*WRITTEN PROBLEM*: Repeat every record below exactly as it appears.
= = = = =
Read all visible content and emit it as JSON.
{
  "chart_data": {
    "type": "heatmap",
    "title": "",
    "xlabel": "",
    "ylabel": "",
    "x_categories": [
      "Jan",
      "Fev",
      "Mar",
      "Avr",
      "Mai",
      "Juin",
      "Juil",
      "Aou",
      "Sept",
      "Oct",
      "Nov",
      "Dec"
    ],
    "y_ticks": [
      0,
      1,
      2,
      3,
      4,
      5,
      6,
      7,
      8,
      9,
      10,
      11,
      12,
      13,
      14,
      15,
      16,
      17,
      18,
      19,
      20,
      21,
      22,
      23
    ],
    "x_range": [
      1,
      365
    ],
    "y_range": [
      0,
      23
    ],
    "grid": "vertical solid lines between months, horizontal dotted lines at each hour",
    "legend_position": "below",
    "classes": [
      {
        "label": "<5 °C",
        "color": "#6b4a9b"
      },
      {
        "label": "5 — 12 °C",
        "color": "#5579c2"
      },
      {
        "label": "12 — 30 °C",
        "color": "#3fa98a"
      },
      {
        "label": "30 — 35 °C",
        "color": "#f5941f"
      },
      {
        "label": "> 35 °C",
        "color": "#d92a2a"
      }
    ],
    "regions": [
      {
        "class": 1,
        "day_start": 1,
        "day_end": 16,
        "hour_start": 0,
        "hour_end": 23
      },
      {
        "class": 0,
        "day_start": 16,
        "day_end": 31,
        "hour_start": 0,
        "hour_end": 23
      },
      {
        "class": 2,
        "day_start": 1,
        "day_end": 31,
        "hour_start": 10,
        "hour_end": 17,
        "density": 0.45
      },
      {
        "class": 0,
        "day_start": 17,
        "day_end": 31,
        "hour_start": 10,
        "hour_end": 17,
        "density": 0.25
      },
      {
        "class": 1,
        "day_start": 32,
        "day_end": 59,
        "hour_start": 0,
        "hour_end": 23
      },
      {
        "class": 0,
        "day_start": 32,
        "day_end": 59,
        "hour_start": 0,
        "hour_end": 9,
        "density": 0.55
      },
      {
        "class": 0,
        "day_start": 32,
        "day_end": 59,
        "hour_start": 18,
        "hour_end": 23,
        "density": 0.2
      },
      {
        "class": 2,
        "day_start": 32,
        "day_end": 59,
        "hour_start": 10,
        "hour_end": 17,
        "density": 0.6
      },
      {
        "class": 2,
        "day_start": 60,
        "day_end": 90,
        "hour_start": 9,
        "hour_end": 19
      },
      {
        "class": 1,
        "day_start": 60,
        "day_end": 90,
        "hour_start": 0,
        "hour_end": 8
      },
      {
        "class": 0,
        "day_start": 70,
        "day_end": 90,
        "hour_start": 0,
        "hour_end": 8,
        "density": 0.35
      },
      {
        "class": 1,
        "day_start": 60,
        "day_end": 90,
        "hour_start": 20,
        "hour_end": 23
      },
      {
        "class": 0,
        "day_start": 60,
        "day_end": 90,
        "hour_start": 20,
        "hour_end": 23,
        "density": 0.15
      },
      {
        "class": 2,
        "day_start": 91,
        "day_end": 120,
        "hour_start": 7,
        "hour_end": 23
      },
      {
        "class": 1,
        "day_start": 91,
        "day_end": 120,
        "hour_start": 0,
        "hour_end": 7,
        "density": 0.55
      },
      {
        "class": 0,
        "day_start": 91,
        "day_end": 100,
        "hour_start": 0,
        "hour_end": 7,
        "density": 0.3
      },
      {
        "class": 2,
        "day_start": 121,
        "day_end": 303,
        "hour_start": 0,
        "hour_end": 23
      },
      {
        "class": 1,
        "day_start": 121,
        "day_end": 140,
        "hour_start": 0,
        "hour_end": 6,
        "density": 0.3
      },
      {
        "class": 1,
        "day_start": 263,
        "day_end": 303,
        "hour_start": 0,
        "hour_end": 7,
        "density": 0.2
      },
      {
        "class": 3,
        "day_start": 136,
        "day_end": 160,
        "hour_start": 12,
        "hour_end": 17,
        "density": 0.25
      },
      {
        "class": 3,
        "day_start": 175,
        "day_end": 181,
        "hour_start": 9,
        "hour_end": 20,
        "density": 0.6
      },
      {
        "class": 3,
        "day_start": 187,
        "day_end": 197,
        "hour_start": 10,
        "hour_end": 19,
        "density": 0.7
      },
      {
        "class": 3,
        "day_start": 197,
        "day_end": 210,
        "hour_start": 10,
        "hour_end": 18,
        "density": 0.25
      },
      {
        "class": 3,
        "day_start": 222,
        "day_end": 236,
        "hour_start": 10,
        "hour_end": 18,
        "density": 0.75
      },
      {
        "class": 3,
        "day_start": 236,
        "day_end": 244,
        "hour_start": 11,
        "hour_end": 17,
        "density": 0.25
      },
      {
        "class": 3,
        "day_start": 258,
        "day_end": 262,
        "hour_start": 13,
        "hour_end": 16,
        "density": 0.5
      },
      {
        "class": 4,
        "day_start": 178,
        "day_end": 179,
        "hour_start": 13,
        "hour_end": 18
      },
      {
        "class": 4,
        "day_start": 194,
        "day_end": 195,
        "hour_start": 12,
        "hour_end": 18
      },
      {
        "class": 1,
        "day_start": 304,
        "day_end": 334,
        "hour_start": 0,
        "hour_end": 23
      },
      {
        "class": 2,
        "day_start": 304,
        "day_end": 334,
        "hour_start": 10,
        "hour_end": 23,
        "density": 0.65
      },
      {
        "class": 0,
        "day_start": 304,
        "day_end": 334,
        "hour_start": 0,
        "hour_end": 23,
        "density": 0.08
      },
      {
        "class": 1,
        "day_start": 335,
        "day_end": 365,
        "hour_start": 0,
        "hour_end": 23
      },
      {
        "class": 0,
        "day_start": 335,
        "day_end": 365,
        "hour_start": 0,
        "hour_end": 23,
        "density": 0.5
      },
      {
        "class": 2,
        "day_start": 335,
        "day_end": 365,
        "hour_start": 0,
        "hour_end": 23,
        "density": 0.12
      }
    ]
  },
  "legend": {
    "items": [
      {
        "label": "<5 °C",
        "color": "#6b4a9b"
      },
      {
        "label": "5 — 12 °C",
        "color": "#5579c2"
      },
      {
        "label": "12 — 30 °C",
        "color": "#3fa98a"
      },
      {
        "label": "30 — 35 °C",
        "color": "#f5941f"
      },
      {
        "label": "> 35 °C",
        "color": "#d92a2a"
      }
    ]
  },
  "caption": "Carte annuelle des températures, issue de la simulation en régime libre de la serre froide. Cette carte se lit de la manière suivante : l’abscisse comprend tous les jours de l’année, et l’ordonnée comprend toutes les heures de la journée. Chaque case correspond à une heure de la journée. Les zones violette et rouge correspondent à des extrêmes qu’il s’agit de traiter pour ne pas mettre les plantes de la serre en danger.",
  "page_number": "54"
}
= = = = =
*COMPLETED EXERCISE*:
Read all visible content and emit it as JSON.
{
  "chart_data": {
    "type": "heatmap",
    "title": "",
    "xlabel": "",
    "ylabel": "",
    "x_categories": [
      "Jan",
      "Fev",
      "Mar",
      "Avr",
      "Mai",
      "Juin",
      "Juil",
      "Aou",
      "Sept",
      "Oct",
      "Nov",
      "Dec"
    ],
    "y_ticks": [
      0,
      1,
      2,
      3,
      4,
      5,
      6,
      7,
      8,
      9,
      10,
      11,
      12,
      13,
      14,
      15,
      16,
      17,
      18,
      19,
      20,
      21,
      22,
      23
    ],
    "x_range": [
      1,
      365
    ],
    "y_range": [
      0,
      23
    ],
    "grid": "vertical solid lines between months, horizontal dotted lines at each hour",
    "legend_position": "below",
    "classes": [
      {
        "label": "<5 °C",
        "color": "#6b4a9b"
      },
      {
        "label": "5 — 12 °C",
        "color": "#5579c2"
      },
      {
        "label": "12 — 30 °C",
        "color": "#3fa98a"
      },
      {
        "label": "30 — 35 °C",
        "color": "#f5941f"
      },
      {
        "label": "> 35 °C",
        "color": "#d92a2a"
      }
    ],
    "regions": [
      {
        "class": 1,
        "day_start": 1,
        "day_end": 16,
        "hour_start": 0,
        "hour_end": 23
      },
      {
        "class": 0,
        "day_start": 16,
        "day_end": 31,
        "hour_start": 0,
        "hour_end": 23
      },
      {
        "class": 2,
        "day_start": 1,
        "day_end": 31,
        "hour_start": 10,
        "hour_end": 17,
        "density": 0.45
      },
      {
        "class": 0,
        "day_start": 17,
        "day_end": 31,
        "hour_start": 10,
        "hour_end": 17,
        "density": 0.25
      },
      {
        "class": 1,
        "day_start": 32,
        "day_end": 59,
        "hour_start": 0,
        "hour_end": 23
      },
      {
        "class": 0,
        "day_start": 32,
        "day_end": 59,
        "hour_start": 0,
        "hour_end": 9,
        "density": 0.55
      },
      {
        "class": 0,
        "day_start": 32,
        "day_end": 59,
        "hour_start": 18,
        "hour_end": 23,
        "density": 0.2
      },
      {
        "class": 2,
        "day_start": 32,
        "day_end": 59,
        "hour_start": 10,
        "hour_end": 17,
        "density": 0.6
      },
      {
        "class": 2,
        "day_start": 60,
        "day_end": 90,
        "hour_start": 9,
        "hour_end": 19
      },
      {
        "class": 1,
        "day_start": 60,
        "day_end": 90,
        "hour_start": 0,
        "hour_end": 8
      },
      {
        "class": 0,
        "day_start": 70,
        "day_end": 90,
        "hour_start": 0,
        "hour_end": 8,
        "density": 0.35
      },
      {
        "class": 1,
        "day_start": 60,
        "day_end": 90,
        "hour_start": 20,
        "hour_end": 23
      },
      {
        "class": 0,
        "day_start": 60,
        "day_end": 90,
        "hour_start": 20,
        "hour_end": 23,
        "density": 0.15
      },
      {
        "class": 2,
        "day_start": 91,
        "day_end": 120,
        "hour_start": 7,
        "hour_end": 23
      },
      {
        "class": 1,
        "day_start": 91,
        "day_end": 120,
        "hour_start": 0,
        "hour_end": 7,
        "density": 0.55
      },
      {
        "class": 0,
        "day_start": 91,
        "day_end": 100,
        "hour_start": 0,
        "hour_end": 7,
        "density": 0.3
      },
      {
        "class": 2,
        "day_start": 121,
        "day_end": 303,
        "hour_start": 0,
        "hour_end": 23
      },
      {
        "class": 1,
        "day_start": 121,
        "day_end": 140,
        "hour_start": 0,
        "hour_end": 6,
        "density": 0.3
      },
      {
        "class": 1,
        "day_start": 263,
        "day_end": 303,
        "hour_start": 0,
        "hour_end": 7,
        "density": 0.2
      },
      {
        "class": 3,
        "day_start": 136,
        "day_end": 160,
        "hour_start": 12,
        "hour_end": 17,
        "density": 0.25
      },
      {
        "class": 3,
        "day_start": 175,
        "day_end": 181,
        "hour_start": 9,
        "hour_end": 20,
        "density": 0.6
      },
      {
        "class": 3,
        "day_start": 187,
        "day_end": 197,
        "hour_start": 10,
        "hour_end": 19,
        "density": 0.7
      },
      {
        "class": 3,
        "day_start": 197,
        "day_end": 210,
        "hour_start": 10,
        "hour_end": 18,
        "density": 0.25
      },
      {
        "class": 3,
        "day_start": 222,
        "day_end": 236,
        "hour_start": 10,
        "hour_end": 18,
        "density": 0.75
      },
      {
        "class": 3,
        "day_start": 236,
        "day_end": 244,
        "hour_start": 11,
        "hour_end": 17,
        "density": 0.25
      },
      {
        "class": 3,
        "day_start": 258,
        "day_end": 262,
        "hour_start": 13,
        "hour_end": 16,
        "density": 0.5
      },
      {
        "class": 4,
        "day_start": 178,
        "day_end": 179,
        "hour_start": 13,
        "hour_end": 18
      },
      {
        "class": 4,
        "day_start": 194,
        "day_end": 195,
        "hour_start": 12,
        "hour_end": 18
      },
      {
        "class": 1,
        "day_start": 304,
        "day_end": 334,
        "hour_start": 0,
        "hour_end": 23
      },
      {
        "class": 2,
        "day_start": 304,
        "day_end": 334,
        "hour_start": 10,
        "hour_end": 23,
        "density": 0.65
      },
      {
        "class": 0,
        "day_start": 304,
        "day_end": 334,
        "hour_start": 0,
        "hour_end": 23,
        "density": 0.08
      },
      {
        "class": 1,
        "day_start": 335,
        "day_end": 365,
        "hour_start": 0,
        "hour_end": 23
      },
      {
        "class": 0,
        "day_start": 335,
        "day_end": 365,
        "hour_start": 0,
        "hour_end": 23,
        "density": 0.5
      },
      {
        "class": 2,
        "day_start": 335,
        "day_end": 365,
        "hour_start": 0,
        "hour_end": 23,
        "density": 0.12
      }
    ]
  },
  "legend": {
    "items": [
      {
        "label": "<5 °C",
        "color": "#6b4a9b"
      },
      {
        "label": "5 — 12 °C",
        "color": "#5579c2"
      },
      {
        "label": "12 — 30 °C",
        "color": "#3fa98a"
      },
      {
        "label": "30 — 35 °C",
        "color": "#f5941f"
      },
      {
        "label": "> 35 °C",
        "color": "#d92a2a"
      }
    ]
  },
  "caption": "Carte annuelle des températures, issue de la simulation en régime libre de la serre froide. Cette carte se lit de la manière suivante : l’abscisse comprend tous les jours de l’année, et l’ordonnée comprend toutes les heures de la journée. Chaque case correspond à une heure de la journée. Les zones violette et rouge correspondent à des extrêmes qu’il s’agit de traiter pour ne pas mettre les plantes de la serre en danger.",
  "page_number": "54"
}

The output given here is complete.